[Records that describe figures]
::::::::::
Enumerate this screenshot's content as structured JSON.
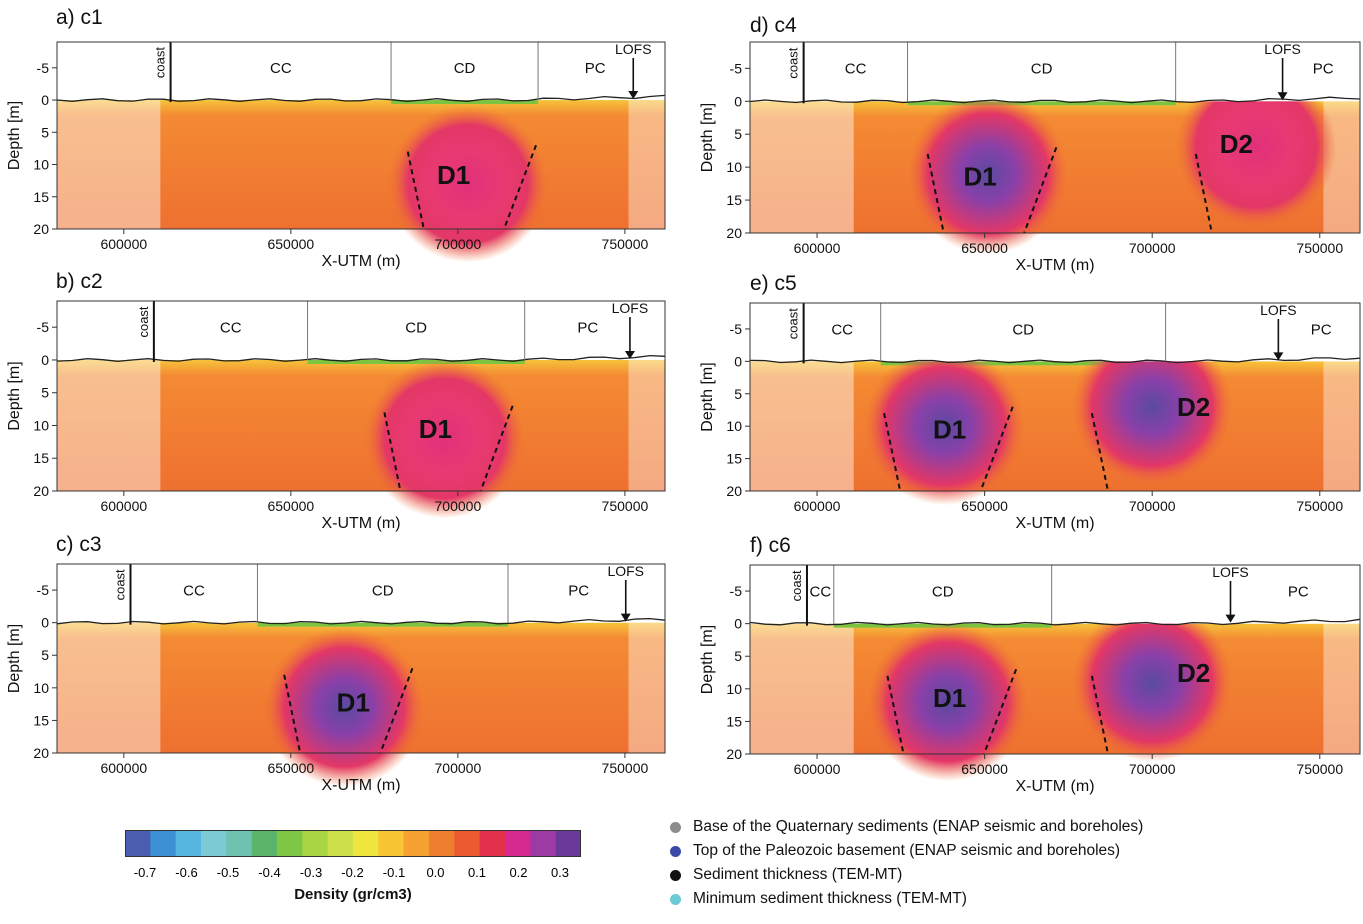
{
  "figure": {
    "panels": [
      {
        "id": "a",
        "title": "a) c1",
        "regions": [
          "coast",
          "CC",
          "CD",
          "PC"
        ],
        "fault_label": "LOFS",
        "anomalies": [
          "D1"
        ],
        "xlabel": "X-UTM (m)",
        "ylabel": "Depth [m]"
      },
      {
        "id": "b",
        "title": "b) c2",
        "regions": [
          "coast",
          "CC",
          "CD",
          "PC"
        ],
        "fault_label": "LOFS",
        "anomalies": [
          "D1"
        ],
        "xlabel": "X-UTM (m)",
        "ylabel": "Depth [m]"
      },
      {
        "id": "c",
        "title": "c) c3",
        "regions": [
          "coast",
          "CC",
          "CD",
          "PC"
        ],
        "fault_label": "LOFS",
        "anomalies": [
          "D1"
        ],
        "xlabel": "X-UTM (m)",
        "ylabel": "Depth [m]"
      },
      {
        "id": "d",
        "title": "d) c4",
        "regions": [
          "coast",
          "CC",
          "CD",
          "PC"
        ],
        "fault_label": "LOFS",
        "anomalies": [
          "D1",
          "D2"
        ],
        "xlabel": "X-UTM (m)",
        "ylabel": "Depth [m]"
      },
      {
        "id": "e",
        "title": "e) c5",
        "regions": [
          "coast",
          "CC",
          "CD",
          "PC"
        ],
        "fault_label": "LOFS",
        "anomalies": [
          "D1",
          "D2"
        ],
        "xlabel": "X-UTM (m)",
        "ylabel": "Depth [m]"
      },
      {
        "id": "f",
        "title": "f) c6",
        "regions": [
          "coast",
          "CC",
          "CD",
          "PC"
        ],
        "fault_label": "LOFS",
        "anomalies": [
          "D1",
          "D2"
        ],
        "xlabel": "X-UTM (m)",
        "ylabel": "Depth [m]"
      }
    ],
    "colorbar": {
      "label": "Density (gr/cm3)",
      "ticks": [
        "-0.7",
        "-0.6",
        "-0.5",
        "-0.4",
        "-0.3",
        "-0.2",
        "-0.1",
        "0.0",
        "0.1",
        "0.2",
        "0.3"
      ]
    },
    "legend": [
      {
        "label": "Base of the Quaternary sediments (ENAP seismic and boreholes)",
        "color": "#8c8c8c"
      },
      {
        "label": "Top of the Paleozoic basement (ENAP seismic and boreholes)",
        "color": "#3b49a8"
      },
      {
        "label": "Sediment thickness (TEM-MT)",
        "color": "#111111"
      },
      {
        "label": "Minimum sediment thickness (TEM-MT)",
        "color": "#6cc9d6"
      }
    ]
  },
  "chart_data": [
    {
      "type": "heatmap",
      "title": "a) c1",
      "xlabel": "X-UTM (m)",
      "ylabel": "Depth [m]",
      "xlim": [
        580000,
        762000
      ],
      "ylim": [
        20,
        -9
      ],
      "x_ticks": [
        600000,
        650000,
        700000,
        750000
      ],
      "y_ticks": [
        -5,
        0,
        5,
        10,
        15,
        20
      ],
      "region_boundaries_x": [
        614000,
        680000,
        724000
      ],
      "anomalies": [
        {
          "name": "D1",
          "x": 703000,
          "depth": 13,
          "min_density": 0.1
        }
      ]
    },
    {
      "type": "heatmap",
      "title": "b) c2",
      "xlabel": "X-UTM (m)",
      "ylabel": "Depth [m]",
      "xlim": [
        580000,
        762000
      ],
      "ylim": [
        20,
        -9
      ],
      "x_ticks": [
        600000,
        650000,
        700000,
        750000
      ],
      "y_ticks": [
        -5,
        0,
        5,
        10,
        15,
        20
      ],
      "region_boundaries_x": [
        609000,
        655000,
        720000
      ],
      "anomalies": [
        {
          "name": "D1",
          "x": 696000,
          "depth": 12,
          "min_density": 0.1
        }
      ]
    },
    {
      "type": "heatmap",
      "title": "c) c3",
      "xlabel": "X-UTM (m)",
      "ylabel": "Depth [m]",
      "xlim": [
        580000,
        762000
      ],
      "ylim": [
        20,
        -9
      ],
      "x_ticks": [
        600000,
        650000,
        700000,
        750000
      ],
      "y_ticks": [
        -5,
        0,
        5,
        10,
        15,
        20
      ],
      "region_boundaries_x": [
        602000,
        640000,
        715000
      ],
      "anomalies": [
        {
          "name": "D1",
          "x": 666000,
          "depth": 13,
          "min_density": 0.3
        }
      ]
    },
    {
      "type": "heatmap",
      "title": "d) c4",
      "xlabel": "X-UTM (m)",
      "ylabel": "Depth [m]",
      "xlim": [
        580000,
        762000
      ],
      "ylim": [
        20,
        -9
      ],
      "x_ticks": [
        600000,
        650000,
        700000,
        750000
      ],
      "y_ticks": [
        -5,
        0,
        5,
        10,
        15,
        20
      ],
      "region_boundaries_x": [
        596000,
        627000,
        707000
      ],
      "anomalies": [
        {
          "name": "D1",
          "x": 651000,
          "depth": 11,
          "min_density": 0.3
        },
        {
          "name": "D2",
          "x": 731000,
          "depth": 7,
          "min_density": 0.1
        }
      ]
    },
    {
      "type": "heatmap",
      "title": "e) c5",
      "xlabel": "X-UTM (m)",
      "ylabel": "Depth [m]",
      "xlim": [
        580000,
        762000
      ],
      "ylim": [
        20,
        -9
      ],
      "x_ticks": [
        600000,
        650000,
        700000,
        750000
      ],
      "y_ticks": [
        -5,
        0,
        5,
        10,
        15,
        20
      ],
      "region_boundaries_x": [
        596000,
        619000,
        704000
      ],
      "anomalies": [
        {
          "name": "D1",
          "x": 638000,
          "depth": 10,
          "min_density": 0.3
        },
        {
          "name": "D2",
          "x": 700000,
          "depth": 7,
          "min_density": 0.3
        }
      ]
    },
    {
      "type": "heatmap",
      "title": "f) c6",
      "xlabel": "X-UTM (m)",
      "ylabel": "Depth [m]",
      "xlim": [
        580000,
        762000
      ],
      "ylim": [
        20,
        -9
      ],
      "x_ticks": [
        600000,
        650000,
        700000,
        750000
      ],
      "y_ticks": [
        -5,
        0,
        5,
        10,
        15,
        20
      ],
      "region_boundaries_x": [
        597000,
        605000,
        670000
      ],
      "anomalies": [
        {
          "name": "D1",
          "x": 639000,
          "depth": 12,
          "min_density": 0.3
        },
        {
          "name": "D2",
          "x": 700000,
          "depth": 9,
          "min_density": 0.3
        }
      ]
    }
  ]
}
::::::::::
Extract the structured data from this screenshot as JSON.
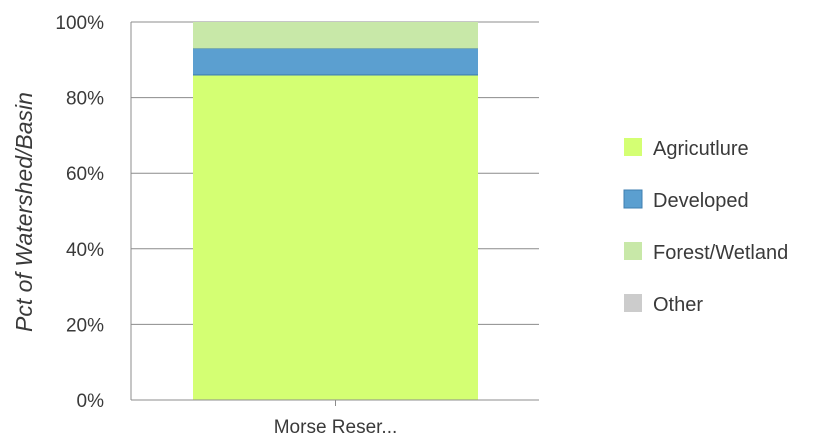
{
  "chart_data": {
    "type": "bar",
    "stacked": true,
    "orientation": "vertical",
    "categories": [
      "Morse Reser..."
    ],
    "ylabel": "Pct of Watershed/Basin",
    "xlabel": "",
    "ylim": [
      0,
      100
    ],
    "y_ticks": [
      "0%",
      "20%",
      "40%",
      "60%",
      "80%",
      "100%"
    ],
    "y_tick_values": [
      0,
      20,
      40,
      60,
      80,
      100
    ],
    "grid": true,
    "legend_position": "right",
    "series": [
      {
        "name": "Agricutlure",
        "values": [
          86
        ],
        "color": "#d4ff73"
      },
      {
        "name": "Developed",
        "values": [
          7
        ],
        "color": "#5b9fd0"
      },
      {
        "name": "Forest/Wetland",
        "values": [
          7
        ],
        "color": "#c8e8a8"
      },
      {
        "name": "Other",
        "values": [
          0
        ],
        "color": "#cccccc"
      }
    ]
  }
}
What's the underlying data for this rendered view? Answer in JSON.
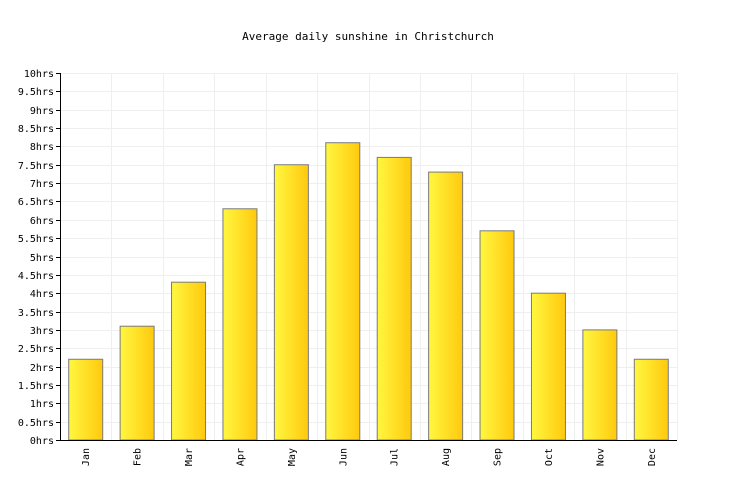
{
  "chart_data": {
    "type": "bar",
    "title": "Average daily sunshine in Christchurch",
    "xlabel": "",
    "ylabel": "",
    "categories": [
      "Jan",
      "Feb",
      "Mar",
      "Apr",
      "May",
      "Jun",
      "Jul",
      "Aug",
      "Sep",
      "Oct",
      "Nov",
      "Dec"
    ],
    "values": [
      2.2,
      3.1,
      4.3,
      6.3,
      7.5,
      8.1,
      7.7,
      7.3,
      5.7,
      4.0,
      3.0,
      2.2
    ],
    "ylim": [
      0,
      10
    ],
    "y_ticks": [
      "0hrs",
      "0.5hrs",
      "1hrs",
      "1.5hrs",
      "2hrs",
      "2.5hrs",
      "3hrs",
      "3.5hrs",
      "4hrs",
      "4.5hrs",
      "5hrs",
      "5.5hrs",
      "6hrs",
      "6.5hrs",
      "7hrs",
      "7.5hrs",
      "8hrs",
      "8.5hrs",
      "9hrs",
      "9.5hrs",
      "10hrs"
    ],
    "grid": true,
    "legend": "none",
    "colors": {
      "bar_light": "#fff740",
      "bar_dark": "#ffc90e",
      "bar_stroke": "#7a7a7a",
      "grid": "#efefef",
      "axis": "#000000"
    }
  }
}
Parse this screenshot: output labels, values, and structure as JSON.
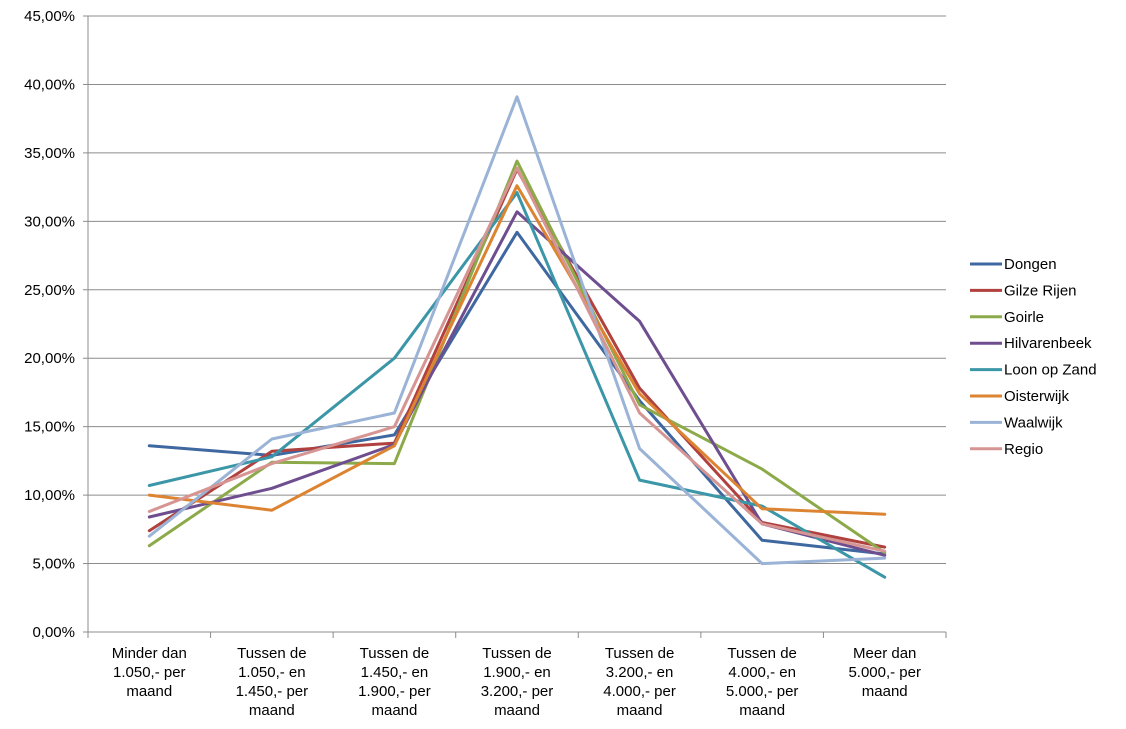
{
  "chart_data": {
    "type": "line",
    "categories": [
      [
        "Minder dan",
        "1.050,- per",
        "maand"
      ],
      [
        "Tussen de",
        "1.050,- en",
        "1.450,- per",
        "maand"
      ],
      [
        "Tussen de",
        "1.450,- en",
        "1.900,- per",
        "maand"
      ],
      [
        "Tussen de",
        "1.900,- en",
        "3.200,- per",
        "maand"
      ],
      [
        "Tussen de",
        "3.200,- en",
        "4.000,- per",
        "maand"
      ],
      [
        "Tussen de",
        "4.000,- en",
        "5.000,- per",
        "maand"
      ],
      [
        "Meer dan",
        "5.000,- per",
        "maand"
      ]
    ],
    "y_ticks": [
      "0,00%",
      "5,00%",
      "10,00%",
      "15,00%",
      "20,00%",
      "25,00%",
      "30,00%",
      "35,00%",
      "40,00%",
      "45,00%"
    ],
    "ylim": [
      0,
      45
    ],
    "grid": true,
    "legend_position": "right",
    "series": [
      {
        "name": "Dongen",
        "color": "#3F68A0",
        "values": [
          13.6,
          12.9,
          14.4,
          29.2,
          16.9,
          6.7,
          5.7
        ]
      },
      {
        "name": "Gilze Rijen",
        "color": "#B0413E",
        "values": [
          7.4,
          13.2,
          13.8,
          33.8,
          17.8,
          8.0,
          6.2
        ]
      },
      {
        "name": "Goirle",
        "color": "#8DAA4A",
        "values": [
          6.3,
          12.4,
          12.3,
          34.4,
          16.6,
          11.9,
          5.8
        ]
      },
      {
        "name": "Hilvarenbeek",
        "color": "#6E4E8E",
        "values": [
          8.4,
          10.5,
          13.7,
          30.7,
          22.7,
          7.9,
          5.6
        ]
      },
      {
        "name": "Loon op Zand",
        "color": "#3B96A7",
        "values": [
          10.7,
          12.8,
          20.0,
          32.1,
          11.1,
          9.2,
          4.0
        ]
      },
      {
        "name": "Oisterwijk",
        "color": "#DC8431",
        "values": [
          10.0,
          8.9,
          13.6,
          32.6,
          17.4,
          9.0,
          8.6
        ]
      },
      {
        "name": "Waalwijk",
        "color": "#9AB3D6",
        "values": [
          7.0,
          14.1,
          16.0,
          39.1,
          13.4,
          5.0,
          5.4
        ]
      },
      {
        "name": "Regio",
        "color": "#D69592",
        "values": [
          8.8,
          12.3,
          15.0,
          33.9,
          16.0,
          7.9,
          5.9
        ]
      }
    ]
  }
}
::::::::::
▶ _SHORT TASK_:
Of the lines in this listing, how many contain "boreholes"? Reply with the number and nothing more.

▶ _RIGHT ANSWER_:
2